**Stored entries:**
..........
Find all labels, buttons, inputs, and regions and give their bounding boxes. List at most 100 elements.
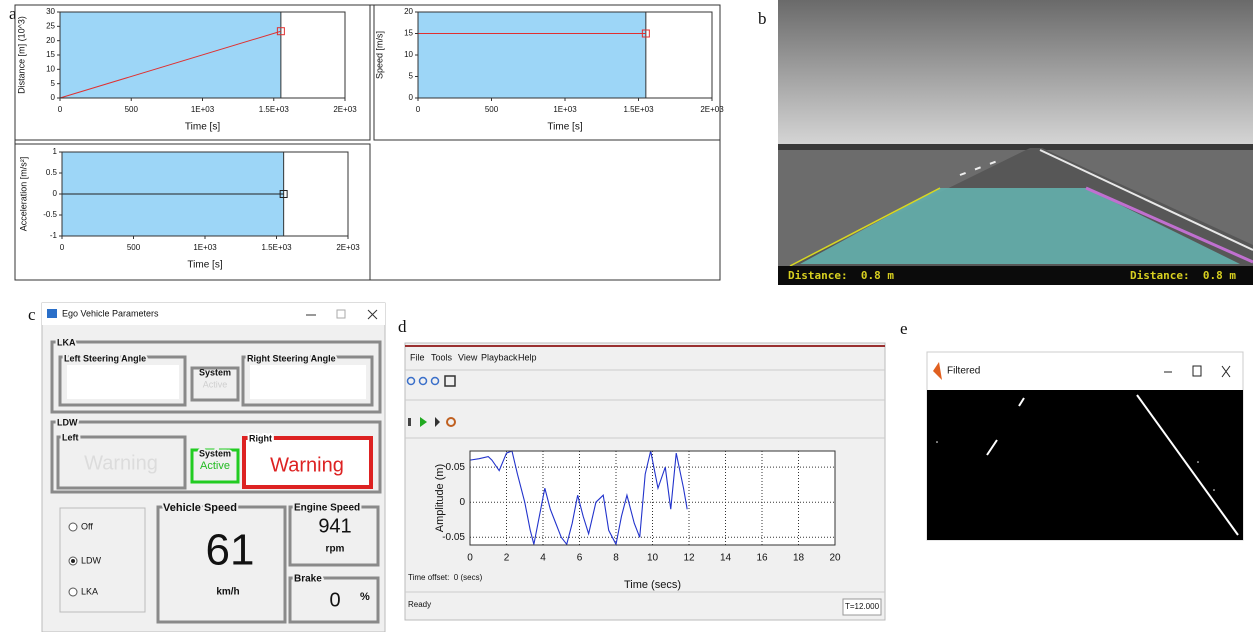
y-axis-label: Speed [m/s] [374, 31, 384, 79]
y-tick-label: 10 [404, 50, 413, 59]
brake-label: Brake [294, 574, 322, 585]
x-tick-label: 2E+03 [333, 105, 357, 114]
page: Lane assist simulation figure {"panel_la… [0, 0, 1253, 632]
y-tick-label: 15 [404, 29, 413, 38]
time-offset: Time offset: 0 (secs) [408, 573, 483, 582]
y-tick-label: -0.05 [442, 532, 465, 543]
panel-label: e [900, 319, 908, 338]
x-tick-label: 500 [125, 105, 139, 114]
ego-window: Ego Vehicle Parameters LKA Left Steering… [42, 303, 385, 632]
x-tick-label: 12 [683, 553, 695, 564]
x-tick-label: 1E+03 [193, 243, 217, 252]
indicator-label: Right [249, 433, 272, 443]
x-tick-label: 1.5E+03 [623, 105, 654, 114]
window-title: Filtered [947, 366, 980, 377]
system-status: Active [203, 379, 228, 389]
engine-value: 941 [318, 515, 351, 537]
x-tick-label: 0 [58, 105, 63, 114]
plot-area [470, 451, 835, 545]
stop-button[interactable] [408, 418, 411, 426]
warning-text: Warning [84, 452, 158, 474]
radio-label[interactable]: LKA [81, 586, 98, 596]
sky [778, 0, 1253, 146]
menu-item[interactable]: View [458, 352, 478, 362]
radio-button[interactable] [69, 588, 77, 596]
y-tick-label: 20 [404, 7, 413, 16]
x-tick-label: 14 [720, 553, 732, 564]
y-tick-label: 25 [46, 21, 55, 30]
system-status: Active [200, 460, 230, 472]
group-label: LKA [57, 337, 76, 347]
x-tick-label: 500 [485, 105, 499, 114]
speed-label: Vehicle Speed [163, 502, 237, 514]
status-text: Ready [408, 600, 431, 609]
y-axis-label: Amplitude (m) [434, 464, 446, 532]
y-tick-label: 5 [409, 72, 414, 81]
x-tick-label: 4 [540, 553, 546, 564]
y-tick-label: 10 [46, 64, 55, 73]
radio-label[interactable]: LDW [81, 555, 102, 565]
y-tick-label: -1 [50, 231, 58, 240]
y-axis-label: Distance [m] (10^3) [16, 16, 26, 94]
distance-readout: Distance: 0.8 m [1130, 269, 1236, 282]
x-tick-label: 1E+03 [553, 105, 577, 114]
menu-item[interactable]: Tools [431, 352, 453, 362]
x-tick-label: 18 [793, 553, 805, 564]
speed-value: 61 [206, 526, 255, 575]
y-axis-label: Acceleration [m/s²] [18, 157, 28, 232]
panel-label: c [28, 305, 36, 324]
panel-label: b [758, 9, 767, 28]
y-tick-label: 15 [46, 50, 55, 59]
menu-item[interactable]: Playback [481, 352, 518, 362]
radio-button[interactable] [69, 523, 77, 531]
system-label: System [199, 367, 231, 377]
x-tick-label: 0 [60, 243, 65, 252]
x-tick-label: 16 [756, 553, 768, 564]
speed-unit: km/h [216, 587, 239, 598]
menu-item[interactable]: File [410, 352, 425, 362]
x-tick-label: 0 [416, 105, 421, 114]
noise [1197, 461, 1199, 463]
y-tick-label: 0.05 [446, 462, 466, 473]
y-tick-label: 20 [46, 36, 55, 45]
x-tick-label: 500 [127, 243, 141, 252]
indicator-label: Left Steering Angle [64, 353, 146, 363]
x-tick-label: 1E+03 [191, 105, 215, 114]
elapsed-region [60, 12, 281, 98]
indicator-label: Right Steering Angle [247, 353, 336, 363]
y-tick-label: 5 [51, 79, 56, 88]
x-tick-label: 10 [647, 553, 659, 564]
x-tick-label: 1.5E+03 [261, 243, 292, 252]
engine-label: Engine Speed [294, 503, 360, 514]
warning-text: Warning [270, 454, 344, 476]
x-tick-label: 6 [577, 553, 583, 564]
group-label: LDW [57, 417, 78, 427]
indicator-field [67, 365, 179, 399]
x-tick-label: 1.5E+03 [259, 105, 290, 114]
x-tick-label: 20 [829, 553, 841, 564]
menu-item[interactable]: Help [518, 352, 537, 362]
simulation-view: Distance: 0.8 m Distance: 0.8 m [778, 0, 1253, 285]
radio-dot [71, 559, 75, 563]
radio-label[interactable]: Off [81, 521, 93, 531]
y-tick-label: 0 [51, 93, 56, 102]
engine-unit: rpm [326, 544, 345, 555]
elapsed-region [418, 12, 646, 98]
y-tick-label: 0 [459, 497, 465, 508]
noise [1213, 489, 1215, 491]
x-axis-label: Time [s] [547, 122, 582, 133]
x-tick-label: 8 [613, 553, 619, 564]
distance-readout: Distance: 0.8 m [788, 269, 894, 282]
y-tick-label: 1 [53, 147, 58, 156]
y-tick-label: 0 [53, 189, 58, 198]
x-tick-label: 2 [504, 553, 510, 564]
horizon [778, 144, 1253, 150]
indicator-field [250, 365, 366, 399]
brake-value: 0 [329, 589, 340, 611]
time-readout: T=12.000 [845, 602, 880, 611]
indicator-label: Left [62, 432, 79, 442]
app-icon [47, 309, 57, 318]
body: a b c d e Distance: 0.8 m Distance: 0.8 … [0, 0, 1253, 632]
brake-unit: % [360, 591, 370, 603]
x-tick-label: 2E+03 [336, 243, 360, 252]
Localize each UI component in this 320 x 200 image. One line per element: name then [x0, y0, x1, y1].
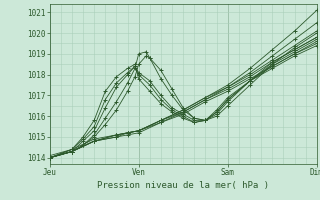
X-axis label: Pression niveau de la mer( hPa ): Pression niveau de la mer( hPa ) [97, 181, 269, 190]
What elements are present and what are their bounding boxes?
..........
**Task brief:**
Convert every line of the entries into a Markdown table with the columns "Row" and "Entry line", numbering the rows and omitting blank lines. Leave the pictures out of your answer.

**Expected answer:**
| Row | Entry line |
|---|---|
| 1 | Find all labels, buttons, inputs, and regions and give their bounding boxes. List at most 100 elements. |
| 2 | y-axis-label: Speed [m/s] [374, 31, 384, 79] |
| 3 | y-tick-label: 10 [404, 50, 413, 59] |
| 4 | brake-label: Brake [294, 574, 322, 585] |
| 5 | x-tick-label: 2E+03 [333, 105, 357, 114] |
| 6 | page: Lane assist simulation figure {"panel_la… [0, 0, 1253, 632] |
| 7 | y-tick-label: 15 [404, 29, 413, 38] |
| 8 | time-offset: Time offset: 0 (secs) [408, 573, 483, 582] |
| 9 | y-tick-label: -0.05 [442, 532, 465, 543] |
| 10 | panel-label: e [900, 319, 908, 338] |
| 11 | x-tick-label: 500 [125, 105, 139, 114] |
| 12 | ego-window: Ego Vehicle Parameters LKA Left Steering… [42, 303, 385, 632] |
| 13 | x-tick-label: 12 [683, 553, 695, 564] |
| 14 | x-tick-label: 1E+03 [193, 243, 217, 252] |
| 15 | indicator-label: Right [249, 433, 272, 443] |
| 16 | x-tick-label: 1.5E+03 [623, 105, 654, 114] |
| 17 | window-title: Filtered [947, 366, 980, 377] |
| 18 | system-status: Active [203, 379, 228, 389] |
| 19 | engine-value: 941 [318, 515, 351, 537] |
| 20 | x-tick-label: 0 [58, 105, 63, 114] |
| 21 | plot-area [470, 451, 835, 545] |
| 22 | stop-button[interactable] [408, 418, 411, 426] |
| 23 | warning-text: Warning [84, 452, 158, 474] |
| 24 | radio-label[interactable]: LKA [81, 586, 98, 596] |
| 25 | sky [778, 0, 1253, 146] |
| 26 | menu-item[interactable]: View [458, 352, 478, 362] |
| 27 | radio-button[interactable] [69, 588, 77, 596] |
| 28 | y-tick-label: 20 [404, 7, 413, 16] |
| 29 | x-tick-label: 14 [720, 553, 732, 564] |
| 30 | y-tick-label: 25 [46, 21, 55, 30] |
| 31 | system-status: Active [200, 460, 230, 472] |
| 32 | group-label: LKA [57, 337, 76, 347] |
| 33 | x-tick-label: 500 [485, 105, 499, 114] |
| 34 | speed-label: Vehicle Speed [163, 502, 237, 514] |
| 35 | status-text: Ready [408, 600, 431, 609] |
| 36 | y-axis-label: Amplitude (m) [434, 464, 446, 532] |
| 37 | y-tick-label: 5 [409, 72, 414, 81] |
| 38 | x-tick-label: 4 [540, 553, 546, 564] |
| 39 | y-tick-label: 10 [46, 64, 55, 73] |
| 40 | radio-label[interactable]: LDW [81, 555, 102, 565] |
| 41 | y-tick-label: -1 [50, 231, 58, 240] |
| 42 | y-axis-label: Distance [m] (10^3) [16, 16, 26, 94] |
| 43 | distance-readout: Distance: 0.8 m [1130, 269, 1236, 282] |
| 44 | x-tick-label: 1E+03 [553, 105, 577, 114] |
| 45 | menu-item[interactable]: Tools [431, 352, 453, 362] |
| 46 | x-tick-label: 18 [793, 553, 805, 564] |
| 47 | speed-value: 61 [206, 526, 255, 575] |
| 48 | y-axis-label: Acceleration [m/s²] [18, 157, 28, 232] |
| 49 | panel-label: c [28, 305, 36, 324] |
| 50 | panel-label: b [758, 9, 767, 28] |
| 51 | y-tick-label: 15 [46, 50, 55, 59] |
| 52 | menu-item[interactable]: Playback [481, 352, 518, 362] |
| 53 | radio-button[interactable] [69, 523, 77, 531] |
| 54 | system-label: System [199, 367, 231, 377] |
| 55 | x-tick-label: 0 [60, 243, 65, 252] |
| 56 | x-tick-label: 16 [756, 553, 768, 564] |
| 57 | speed-unit: km/h [216, 587, 239, 598] |
| 58 | menu-item[interactable]: File [410, 352, 425, 362] |
| 59 | x-tick-label: 0 [416, 105, 421, 114] |
| 60 | noise [1197, 461, 1199, 463] |
| 61 | y-tick-label: 0.05 [446, 462, 466, 473] |
| 62 | y-tick-label: 20 [46, 36, 55, 45] |
| 63 | x-tick-label: 500 [127, 243, 141, 252] |
| 64 | indicator-label: Left Steering Angle [64, 353, 146, 363] |
| 65 | x-tick-label: 1E+03 [191, 105, 215, 114] |
| 66 | elapsed-region [60, 12, 281, 98] |
| 67 | indicator-label: Right Steering Angle [247, 353, 336, 363] |
| 68 | y-tick-label: 5 [51, 79, 56, 88] |
| 69 | x-tick-label: 10 [647, 553, 659, 564] |
| 70 | x-tick-label: 1.5E+03 [261, 243, 292, 252] |
| 71 | engine-label: Engine Speed [294, 503, 360, 514] |
| 72 | warning-text: Warning [270, 454, 344, 476] |
| 73 | x-tick-label: 6 [577, 553, 583, 564] |
| 74 | group-label: LDW [57, 417, 78, 427] |
| 75 | indicator-field [67, 365, 179, 399] |
| 76 | x-tick-label: 1.5E+03 [259, 105, 290, 114] |
| 77 | x-tick-label: 20 [829, 553, 841, 564] |
| 78 | menu-item[interactable]: Help [518, 352, 537, 362] |
| 79 | simulation-view: Distance: 0.8 m Distance: 0.8 m [778, 0, 1253, 285] |
| 80 | radio-dot [71, 559, 75, 563] |
| 81 | radio-label[interactable]: Off [81, 521, 93, 531] |
| 82 | y-tick-label: 0 [51, 93, 56, 102] |
| 83 | engine-unit: rpm [326, 544, 345, 555] |
| 84 | elapsed-region [418, 12, 646, 98] |
| 85 | y-tick-label: 0 [459, 497, 465, 508] |
| 86 | noise [1213, 489, 1215, 491] |
| 87 | x-axis-label: Time [s] [547, 122, 582, 133] |
| 88 | x-tick-label: 8 [613, 553, 619, 564] |
| 89 | distance-readout: Distance: 0.8 m [788, 269, 894, 282] |
| 90 | y-tick-label: 1 [53, 147, 58, 156] |
| 91 | y-tick-label: 0 [53, 189, 58, 198] |
| 92 | x-tick-label: 2 [504, 553, 510, 564] |
| 93 | horizon [778, 144, 1253, 150] |
| 94 | indicator-field [250, 365, 366, 399] |
| 95 | brake-value: 0 [329, 589, 340, 611] |
| 96 | time-readout: T=12.000 [845, 602, 880, 611] |
| 97 | indicator-label: Left [62, 432, 79, 442] |
| 98 | app-icon [47, 309, 57, 318] |
| 99 | body: a b c d e Distance: 0.8 m Distance: 0.8 … [0, 0, 1253, 632] |
| 100 | brake-unit: % [360, 591, 370, 603] |
| 101 | x-tick-label: 2E+03 [336, 243, 360, 252] |
| 102 | Localize each UI component in this 320 x 200 image. One line per element: name then [x0, y0, x1, y1]. |
| 103 | X-axis label: Pression niveau de la mer( hPa ): Pression niveau de la mer( hPa ) [97, 181, 269, 190] |
| 104 | What elements are present and what are their bounding boxes? |